* _WHAT NEEDS TO BE DONE_
Each record below is to be reproduced without any change.
**** GIVEN RECORDS
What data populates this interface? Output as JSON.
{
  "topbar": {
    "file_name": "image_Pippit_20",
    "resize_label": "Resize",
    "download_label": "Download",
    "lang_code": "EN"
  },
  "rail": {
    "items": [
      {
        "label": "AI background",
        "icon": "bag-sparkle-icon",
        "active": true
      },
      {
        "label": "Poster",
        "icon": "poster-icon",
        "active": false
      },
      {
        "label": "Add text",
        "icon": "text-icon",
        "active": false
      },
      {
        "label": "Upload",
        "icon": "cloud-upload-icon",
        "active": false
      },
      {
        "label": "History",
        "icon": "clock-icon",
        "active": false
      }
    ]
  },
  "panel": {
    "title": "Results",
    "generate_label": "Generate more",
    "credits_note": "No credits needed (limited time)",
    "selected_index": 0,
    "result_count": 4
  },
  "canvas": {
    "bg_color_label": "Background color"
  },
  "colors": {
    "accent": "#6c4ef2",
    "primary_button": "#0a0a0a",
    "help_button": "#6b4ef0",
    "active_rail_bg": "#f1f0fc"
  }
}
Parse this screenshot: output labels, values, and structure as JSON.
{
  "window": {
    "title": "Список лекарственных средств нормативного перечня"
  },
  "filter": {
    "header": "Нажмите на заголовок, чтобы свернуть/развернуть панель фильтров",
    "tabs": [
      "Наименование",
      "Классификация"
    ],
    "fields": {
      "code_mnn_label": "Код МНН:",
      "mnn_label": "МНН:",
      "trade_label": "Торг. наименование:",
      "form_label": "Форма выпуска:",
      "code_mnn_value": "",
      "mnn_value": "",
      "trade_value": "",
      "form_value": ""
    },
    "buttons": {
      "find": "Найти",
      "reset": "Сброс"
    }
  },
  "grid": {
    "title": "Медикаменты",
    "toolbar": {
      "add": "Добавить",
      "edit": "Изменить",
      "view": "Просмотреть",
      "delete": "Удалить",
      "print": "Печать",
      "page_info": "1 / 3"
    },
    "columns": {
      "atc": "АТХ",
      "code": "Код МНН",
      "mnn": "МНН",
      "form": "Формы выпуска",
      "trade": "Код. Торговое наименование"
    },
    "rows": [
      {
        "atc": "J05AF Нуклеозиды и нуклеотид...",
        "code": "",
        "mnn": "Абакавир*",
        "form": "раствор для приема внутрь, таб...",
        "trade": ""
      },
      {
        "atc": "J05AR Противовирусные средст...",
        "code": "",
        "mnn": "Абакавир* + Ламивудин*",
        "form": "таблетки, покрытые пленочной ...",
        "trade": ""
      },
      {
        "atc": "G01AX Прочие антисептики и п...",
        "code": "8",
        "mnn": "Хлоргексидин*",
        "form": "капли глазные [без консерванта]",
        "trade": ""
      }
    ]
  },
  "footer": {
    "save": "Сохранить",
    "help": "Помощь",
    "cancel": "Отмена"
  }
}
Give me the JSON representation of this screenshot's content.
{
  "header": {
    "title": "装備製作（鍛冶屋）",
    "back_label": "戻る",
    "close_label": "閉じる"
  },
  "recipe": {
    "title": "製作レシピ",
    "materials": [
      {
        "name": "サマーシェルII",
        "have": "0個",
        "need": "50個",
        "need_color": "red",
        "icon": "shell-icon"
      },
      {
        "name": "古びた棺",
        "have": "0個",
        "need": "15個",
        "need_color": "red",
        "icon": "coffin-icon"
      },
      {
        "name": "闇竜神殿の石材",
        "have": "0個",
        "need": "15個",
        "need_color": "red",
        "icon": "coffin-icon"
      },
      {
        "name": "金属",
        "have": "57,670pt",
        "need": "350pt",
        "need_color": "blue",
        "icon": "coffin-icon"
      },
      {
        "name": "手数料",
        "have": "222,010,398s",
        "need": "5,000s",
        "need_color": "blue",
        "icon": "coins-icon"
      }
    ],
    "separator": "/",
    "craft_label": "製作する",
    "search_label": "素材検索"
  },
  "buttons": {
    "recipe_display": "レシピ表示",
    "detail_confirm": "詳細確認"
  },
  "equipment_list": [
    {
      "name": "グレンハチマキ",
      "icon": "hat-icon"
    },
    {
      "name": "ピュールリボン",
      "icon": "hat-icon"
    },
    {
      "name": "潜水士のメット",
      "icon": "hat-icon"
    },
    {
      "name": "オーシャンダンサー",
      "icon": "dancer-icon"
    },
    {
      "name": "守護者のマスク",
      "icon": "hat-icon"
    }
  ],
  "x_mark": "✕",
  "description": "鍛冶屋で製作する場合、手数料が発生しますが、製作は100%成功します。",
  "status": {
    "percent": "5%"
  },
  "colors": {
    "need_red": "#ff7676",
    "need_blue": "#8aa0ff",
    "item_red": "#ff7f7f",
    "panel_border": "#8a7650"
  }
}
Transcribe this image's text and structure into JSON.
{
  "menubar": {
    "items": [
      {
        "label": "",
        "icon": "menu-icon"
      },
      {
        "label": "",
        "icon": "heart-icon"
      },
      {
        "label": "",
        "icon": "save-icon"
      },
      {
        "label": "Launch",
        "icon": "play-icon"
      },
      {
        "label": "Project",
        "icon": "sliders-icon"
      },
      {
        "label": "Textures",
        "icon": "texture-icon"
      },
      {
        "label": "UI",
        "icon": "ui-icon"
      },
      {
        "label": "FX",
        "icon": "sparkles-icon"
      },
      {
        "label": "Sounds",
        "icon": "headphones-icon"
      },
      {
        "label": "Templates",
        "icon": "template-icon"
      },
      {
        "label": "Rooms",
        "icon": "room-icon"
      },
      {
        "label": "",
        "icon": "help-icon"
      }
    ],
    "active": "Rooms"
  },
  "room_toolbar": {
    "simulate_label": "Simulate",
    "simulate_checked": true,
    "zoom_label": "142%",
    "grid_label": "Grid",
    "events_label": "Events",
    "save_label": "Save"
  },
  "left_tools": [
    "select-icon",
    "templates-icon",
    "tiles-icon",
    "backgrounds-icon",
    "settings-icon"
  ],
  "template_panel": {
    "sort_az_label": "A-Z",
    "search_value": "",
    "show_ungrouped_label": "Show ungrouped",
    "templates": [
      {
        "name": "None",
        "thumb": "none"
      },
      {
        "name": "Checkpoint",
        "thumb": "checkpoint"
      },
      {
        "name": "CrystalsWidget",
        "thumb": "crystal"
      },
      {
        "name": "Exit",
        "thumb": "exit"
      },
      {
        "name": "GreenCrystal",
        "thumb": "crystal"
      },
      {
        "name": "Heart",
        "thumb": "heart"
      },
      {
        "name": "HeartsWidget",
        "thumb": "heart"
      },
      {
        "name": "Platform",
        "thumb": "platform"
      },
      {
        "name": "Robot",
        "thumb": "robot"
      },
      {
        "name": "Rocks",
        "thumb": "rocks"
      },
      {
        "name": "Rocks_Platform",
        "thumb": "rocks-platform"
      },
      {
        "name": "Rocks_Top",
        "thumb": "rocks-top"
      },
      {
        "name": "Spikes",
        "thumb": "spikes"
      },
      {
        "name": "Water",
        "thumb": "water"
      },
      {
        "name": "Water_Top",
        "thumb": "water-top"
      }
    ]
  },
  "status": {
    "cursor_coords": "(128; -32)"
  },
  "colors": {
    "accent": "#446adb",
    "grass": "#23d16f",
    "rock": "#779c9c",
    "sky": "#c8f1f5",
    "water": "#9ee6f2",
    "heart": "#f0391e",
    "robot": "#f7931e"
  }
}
********
* _FULL SOLUTION_
What data populates this interface? Output as JSON.
{
  "topbar": {
    "file_name": "image_Pippit_20",
    "resize_label": "Resize",
    "download_label": "Download",
    "lang_code": "EN"
  },
  "rail": {
    "items": [
      {
        "label": "AI background",
        "icon": "bag-sparkle-icon",
        "active": true
      },
      {
        "label": "Poster",
        "icon": "poster-icon",
        "active": false
      },
      {
        "label": "Add text",
        "icon": "text-icon",
        "active": false
      },
      {
        "label": "Upload",
        "icon": "cloud-upload-icon",
        "active": false
      },
      {
        "label": "History",
        "icon": "clock-icon",
        "active": false
      }
    ]
  },
  "panel": {
    "title": "Results",
    "generate_label": "Generate more",
    "credits_note": "No credits needed (limited time)",
    "selected_index": 0,
    "result_count": 4
  },
  "canvas": {
    "bg_color_label": "Background color"
  },
  "colors": {
    "accent": "#6c4ef2",
    "primary_button": "#0a0a0a",
    "help_button": "#6b4ef0",
    "active_rail_bg": "#f1f0fc"
  }
}
Parse this screenshot: output labels, values, and structure as JSON.
{
  "window": {
    "title": "Список лекарственных средств нормативного перечня"
  },
  "filter": {
    "header": "Нажмите на заголовок, чтобы свернуть/развернуть панель фильтров",
    "tabs": [
      "Наименование",
      "Классификация"
    ],
    "fields": {
      "code_mnn_label": "Код МНН:",
      "mnn_label": "МНН:",
      "trade_label": "Торг. наименование:",
      "form_label": "Форма выпуска:",
      "code_mnn_value": "",
      "mnn_value": "",
      "trade_value": "",
      "form_value": ""
    },
    "buttons": {
      "find": "Найти",
      "reset": "Сброс"
    }
  },
  "grid": {
    "title": "Медикаменты",
    "toolbar": {
      "add": "Добавить",
      "edit": "Изменить",
      "view": "Просмотреть",
      "delete": "Удалить",
      "print": "Печать",
      "page_info": "1 / 3"
    },
    "columns": {
      "atc": "АТХ",
      "code": "Код МНН",
      "mnn": "МНН",
      "form": "Формы выпуска",
      "trade": "Код. Торговое наименование"
    },
    "rows": [
      {
        "atc": "J05AF Нуклеозиды и нуклеотид...",
        "code": "",
        "mnn": "Абакавир*",
        "form": "раствор для приема внутрь, таб...",
        "trade": ""
      },
      {
        "atc": "J05AR Противовирусные средст...",
        "code": "",
        "mnn": "Абакавир* + Ламивудин*",
        "form": "таблетки, покрытые пленочной ...",
        "trade": ""
      },
      {
        "atc": "G01AX Прочие антисептики и п...",
        "code": "8",
        "mnn": "Хлоргексидин*",
        "form": "капли глазные [без консерванта]",
        "trade": ""
      }
    ]
  },
  "footer": {
    "save": "Сохранить",
    "help": "Помощь",
    "cancel": "Отмена"
  }
}
Give me the JSON representation of this screenshot's content.
{
  "header": {
    "title": "装備製作（鍛冶屋）",
    "back_label": "戻る",
    "close_label": "閉じる"
  },
  "recipe": {
    "title": "製作レシピ",
    "materials": [
      {
        "name": "サマーシェルII",
        "have": "0個",
        "need": "50個",
        "need_color": "red",
        "icon": "shell-icon"
      },
      {
        "name": "古びた棺",
        "have": "0個",
        "need": "15個",
        "need_color": "red",
        "icon": "coffin-icon"
      },
      {
        "name": "闇竜神殿の石材",
        "have": "0個",
        "need": "15個",
        "need_color": "red",
        "icon": "coffin-icon"
      },
      {
        "name": "金属",
        "have": "57,670pt",
        "need": "350pt",
        "need_color": "blue",
        "icon": "coffin-icon"
      },
      {
        "name": "手数料",
        "have": "222,010,398s",
        "need": "5,000s",
        "need_color": "blue",
        "icon": "coins-icon"
      }
    ],
    "separator": "/",
    "craft_label": "製作する",
    "search_label": "素材検索"
  },
  "buttons": {
    "recipe_display": "レシピ表示",
    "detail_confirm": "詳細確認"
  },
  "equipment_list": [
    {
      "name": "グレンハチマキ",
      "icon": "hat-icon"
    },
    {
      "name": "ピュールリボン",
      "icon": "hat-icon"
    },
    {
      "name": "潜水士のメット",
      "icon": "hat-icon"
    },
    {
      "name": "オーシャンダンサー",
      "icon": "dancer-icon"
    },
    {
      "name": "守護者のマスク",
      "icon": "hat-icon"
    }
  ],
  "x_mark": "✕",
  "description": "鍛冶屋で製作する場合、手数料が発生しますが、製作は100%成功します。",
  "status": {
    "percent": "5%"
  },
  "colors": {
    "need_red": "#ff7676",
    "need_blue": "#8aa0ff",
    "item_red": "#ff7f7f",
    "panel_border": "#8a7650"
  }
}
Transcribe this image's text and structure into JSON.
{
  "menubar": {
    "items": [
      {
        "label": "",
        "icon": "menu-icon"
      },
      {
        "label": "",
        "icon": "heart-icon"
      },
      {
        "label": "",
        "icon": "save-icon"
      },
      {
        "label": "Launch",
        "icon": "play-icon"
      },
      {
        "label": "Project",
        "icon": "sliders-icon"
      },
      {
        "label": "Textures",
        "icon": "texture-icon"
      },
      {
        "label": "UI",
        "icon": "ui-icon"
      },
      {
        "label": "FX",
        "icon": "sparkles-icon"
      },
      {
        "label": "Sounds",
        "icon": "headphones-icon"
      },
      {
        "label": "Templates",
        "icon": "template-icon"
      },
      {
        "label": "Rooms",
        "icon": "room-icon"
      },
      {
        "label": "",
        "icon": "help-icon"
      }
    ],
    "active": "Rooms"
  },
  "room_toolbar": {
    "simulate_label": "Simulate",
    "simulate_checked": true,
    "zoom_label": "142%",
    "grid_label": "Grid",
    "events_label": "Events",
    "save_label": "Save"
  },
  "left_tools": [
    "select-icon",
    "templates-icon",
    "tiles-icon",
    "backgrounds-icon",
    "settings-icon"
  ],
  "template_panel": {
    "sort_az_label": "A-Z",
    "search_value": "",
    "show_ungrouped_label": "Show ungrouped",
    "templates": [
      {
        "name": "None",
        "thumb": "none"
      },
      {
        "name": "Checkpoint",
        "thumb": "checkpoint"
      },
      {
        "name": "CrystalsWidget",
        "thumb": "crystal"
      },
      {
        "name": "Exit",
        "thumb": "exit"
      },
      {
        "name": "GreenCrystal",
        "thumb": "crystal"
      },
      {
        "name": "Heart",
        "thumb": "heart"
      },
      {
        "name": "HeartsWidget",
        "thumb": "heart"
      },
      {
        "name": "Platform",
        "thumb": "platform"
      },
      {
        "name": "Robot",
        "thumb": "robot"
      },
      {
        "name": "Rocks",
        "thumb": "rocks"
      },
      {
        "name": "Rocks_Platform",
        "thumb": "rocks-platform"
      },
      {
        "name": "Rocks_Top",
        "thumb": "rocks-top"
      },
      {
        "name": "Spikes",
        "thumb": "spikes"
      },
      {
        "name": "Water",
        "thumb": "water"
      },
      {
        "name": "Water_Top",
        "thumb": "water-top"
      }
    ]
  },
  "status": {
    "cursor_coords": "(128; -32)"
  },
  "colors": {
    "accent": "#446adb",
    "grass": "#23d16f",
    "rock": "#779c9c",
    "sky": "#c8f1f5",
    "water": "#9ee6f2",
    "heart": "#f0391e",
    "robot": "#f7931e"
  }
}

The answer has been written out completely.